Dataset records>
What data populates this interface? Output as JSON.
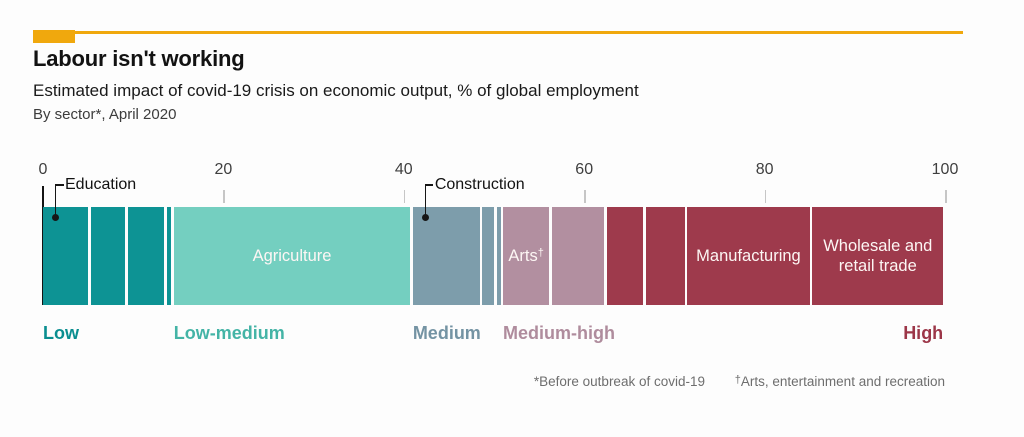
{
  "header": {
    "title": "Labour isn't working",
    "subtitle": "Estimated impact of covid-19 crisis on economic output, % of global employment",
    "byline": "By sector*, April 2020",
    "accent_color": "#F0A80D"
  },
  "chart_data": {
    "type": "bar",
    "stacked": true,
    "orientation": "horizontal",
    "title": "Labour isn't working",
    "subtitle": "Estimated impact of covid-19 crisis on economic output, % of global employment",
    "note": "By sector*, April 2020",
    "unit": "% of global employment",
    "axis": {
      "min": 0,
      "max": 100,
      "ticks": [
        0,
        20,
        40,
        60,
        80,
        100
      ],
      "grid": false
    },
    "groups": [
      {
        "id": "low",
        "label": "Low",
        "color": "#0d9394",
        "label_color": "#0a8e90",
        "align": "left"
      },
      {
        "id": "low-medium",
        "label": "Low-medium",
        "color": "#74cfc0",
        "label_color": "#44b4a6",
        "align": "left"
      },
      {
        "id": "medium",
        "label": "Medium",
        "color": "#7d9dab",
        "label_color": "#7493a3",
        "align": "left"
      },
      {
        "id": "medium-high",
        "label": "Medium-high",
        "color": "#b28fa0",
        "label_color": "#af8c9d",
        "align": "left"
      },
      {
        "id": "high",
        "label": "High",
        "color": "#9e3a4c",
        "label_color": "#9c3648",
        "align": "right"
      }
    ],
    "segments": [
      {
        "group": "low",
        "value": 5.3,
        "callout": "Education"
      },
      {
        "group": "low",
        "value": 4.1
      },
      {
        "group": "low",
        "value": 4.3
      },
      {
        "group": "low",
        "value": 0.8
      },
      {
        "group": "low-medium",
        "value": 26.5,
        "label": "Agriculture"
      },
      {
        "group": "medium",
        "value": 7.7,
        "callout": "Construction"
      },
      {
        "group": "medium",
        "value": 1.6
      },
      {
        "group": "medium",
        "value": 0.7
      },
      {
        "group": "medium-high",
        "value": 5.4,
        "label": "Arts",
        "label_sup": "†"
      },
      {
        "group": "medium-high",
        "value": 6.1
      },
      {
        "group": "high",
        "value": 4.3
      },
      {
        "group": "high",
        "value": 4.6
      },
      {
        "group": "high",
        "value": 13.9,
        "label": "Manufacturing"
      },
      {
        "group": "high",
        "value": 14.5,
        "label": "Wholesale and retail trade"
      }
    ]
  },
  "footnotes": [
    {
      "marker": "*",
      "text": "Before outbreak of covid-19"
    },
    {
      "marker": "†",
      "text": "Arts, entertainment and recreation"
    }
  ]
}
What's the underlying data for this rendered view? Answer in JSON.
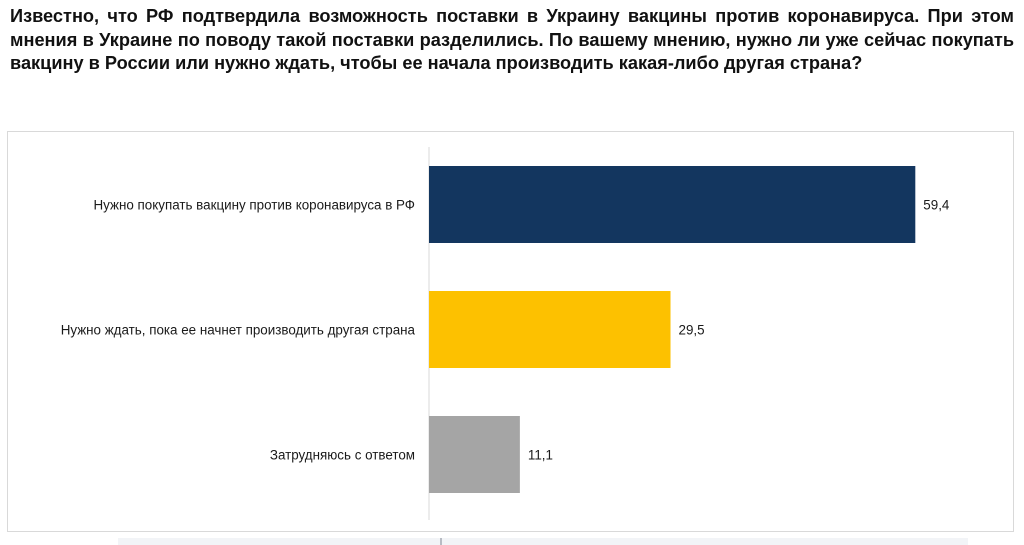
{
  "question": "Известно, что РФ подтвердила возможность поставки в Украину вакцины против коронавируса. При этом мнения в Украине по поводу такой поставки разделились. По вашему мнению, нужно ли уже сейчас покупать вакцину в России или нужно ждать, чтобы ее начала производить какая-либо другая страна?",
  "chart_data": {
    "type": "bar",
    "orientation": "horizontal",
    "title": "",
    "xlabel": "",
    "ylabel": "",
    "xlim": [
      0,
      60
    ],
    "grid": false,
    "legend": "none",
    "categories": [
      "Нужно покупать вакцину против коронавируса в РФ",
      "Нужно ждать, пока ее начнет производить другая страна",
      "Затрудняюсь с ответом"
    ],
    "values": [
      59.4,
      29.5,
      11.1
    ],
    "value_labels": [
      "59,4",
      "29,5",
      "11,1"
    ],
    "colors": [
      "#13365f",
      "#fdc100",
      "#a5a5a5"
    ]
  }
}
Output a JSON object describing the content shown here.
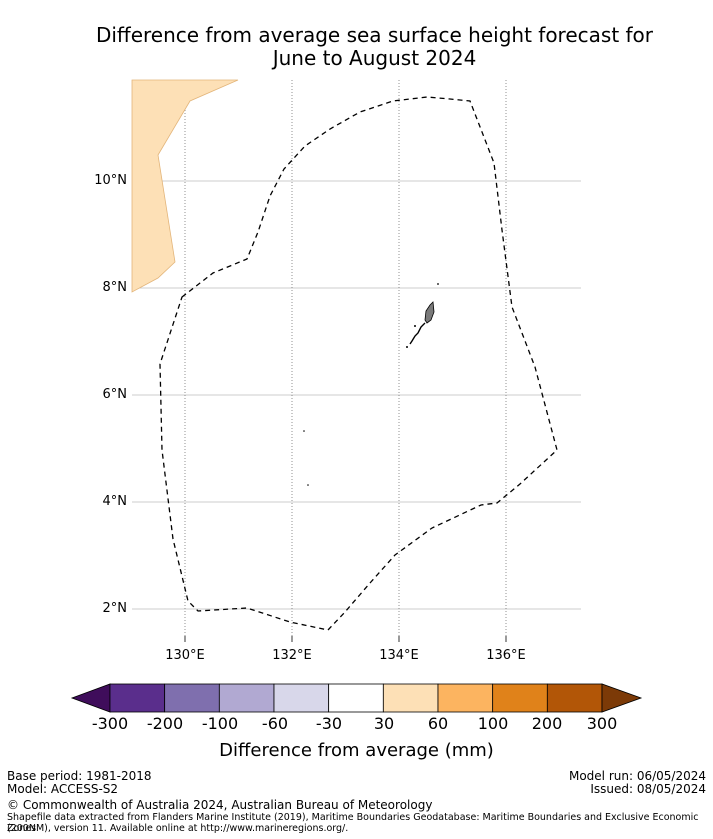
{
  "title_line1": "Difference from average sea surface height forecast for",
  "title_line2": "June to August 2024",
  "lat_labels": [
    "10°N",
    "8°N",
    "6°N",
    "4°N",
    "2°N"
  ],
  "lon_labels": [
    "130°E",
    "132°E",
    "134°E",
    "136°E"
  ],
  "colorbar": {
    "title": "Difference from average (mm)",
    "ticks": [
      "-300",
      "-200",
      "-100",
      "-60",
      "-30",
      "30",
      "60",
      "100",
      "200",
      "300"
    ],
    "colors": [
      "#3f0d5b",
      "#5a2e8c",
      "#7f6fae",
      "#b1a9d2",
      "#d8d7ea",
      "#ffffff",
      "#fde0b6",
      "#fcb460",
      "#e0821a",
      "#b25607",
      "#7c3a07"
    ]
  },
  "colors": {
    "land": "#fde0b6",
    "land_edge": "#e3b57a",
    "island": "#7a7a7a"
  },
  "footer": {
    "base_period": "Base period: 1981-2018",
    "model": "Model: ACCESS-S2",
    "model_run": "Model run: 06/05/2024",
    "issued": "Issued: 08/05/2024",
    "copyright": "© Commonwealth of Australia 2024, Australian Bureau of Meteorology",
    "source_line1": "Shapefile data extracted from Flanders Marine Institute (2019), Maritime Boundaries Geodatabase: Maritime Boundaries and Exclusive Economic Zones",
    "source_line2": "(200NM), version 11. Available online at http://www.marineregions.org/."
  }
}
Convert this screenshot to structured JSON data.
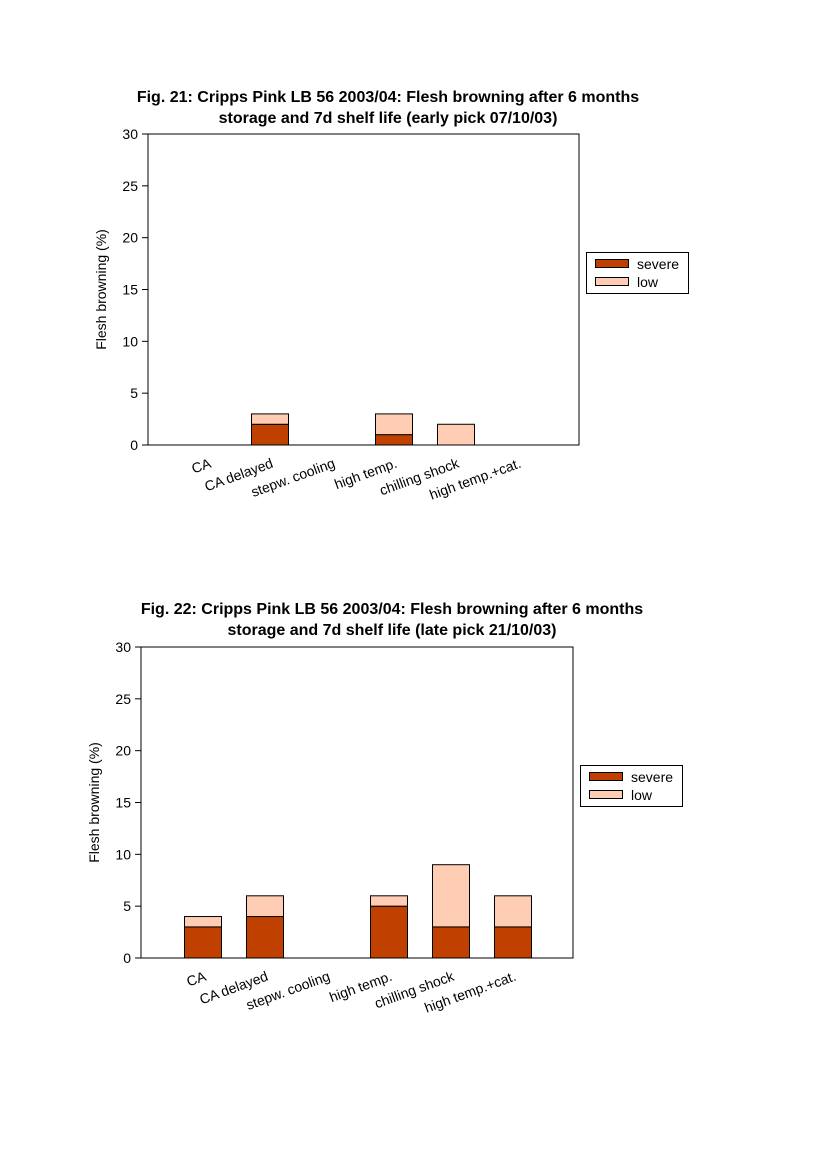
{
  "chart_data": [
    {
      "type": "bar",
      "stacked": true,
      "title": [
        "Fig. 21: Cripps Pink LB 56 2003/04: Flesh browning after 6 months",
        "storage and 7d shelf life (early pick 07/10/03)"
      ],
      "xlabel": "",
      "ylabel": "Flesh browning (%)",
      "ylim": [
        0,
        30
      ],
      "yticks": [
        0,
        5,
        10,
        15,
        20,
        25,
        30
      ],
      "categories": [
        "CA",
        "CA delayed",
        "stepw. cooling",
        "high temp.",
        "chilling shock",
        "high temp.+cat."
      ],
      "series": [
        {
          "name": "severe",
          "color": "#c04000",
          "values": [
            0,
            2,
            0,
            1,
            0,
            0
          ]
        },
        {
          "name": "low",
          "color": "#ffcdb4",
          "values": [
            0,
            1,
            0,
            2,
            2,
            0
          ]
        }
      ],
      "legend": "right",
      "grid": false
    },
    {
      "type": "bar",
      "stacked": true,
      "title": [
        "Fig. 22: Cripps Pink LB 56 2003/04: Flesh browning after 6 months",
        "storage and 7d shelf life  (late pick 21/10/03)"
      ],
      "xlabel": "",
      "ylabel": "Flesh browning (%)",
      "ylim": [
        0,
        30
      ],
      "yticks": [
        0,
        5,
        10,
        15,
        20,
        25,
        30
      ],
      "categories": [
        "CA",
        "CA delayed",
        "stepw. cooling",
        "high temp.",
        "chilling shock",
        "high temp.+cat."
      ],
      "series": [
        {
          "name": "severe",
          "color": "#c04000",
          "values": [
            3,
            4,
            0,
            5,
            3,
            3
          ]
        },
        {
          "name": "low",
          "color": "#ffcdb4",
          "values": [
            1,
            2,
            0,
            1,
            6,
            3
          ]
        }
      ],
      "legend": "right",
      "grid": false
    }
  ]
}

The task>
Which lines above contain the word "browning"? Copy each of them.

Solution to this exercise>
        "Fig. 21: Cripps Pink LB 56 2003/04: Flesh browning after 6 months",
      "ylabel": "Flesh browning (%)",
        "Fig. 22: Cripps Pink LB 56 2003/04: Flesh browning after 6 months",
      "ylabel": "Flesh browning (%)",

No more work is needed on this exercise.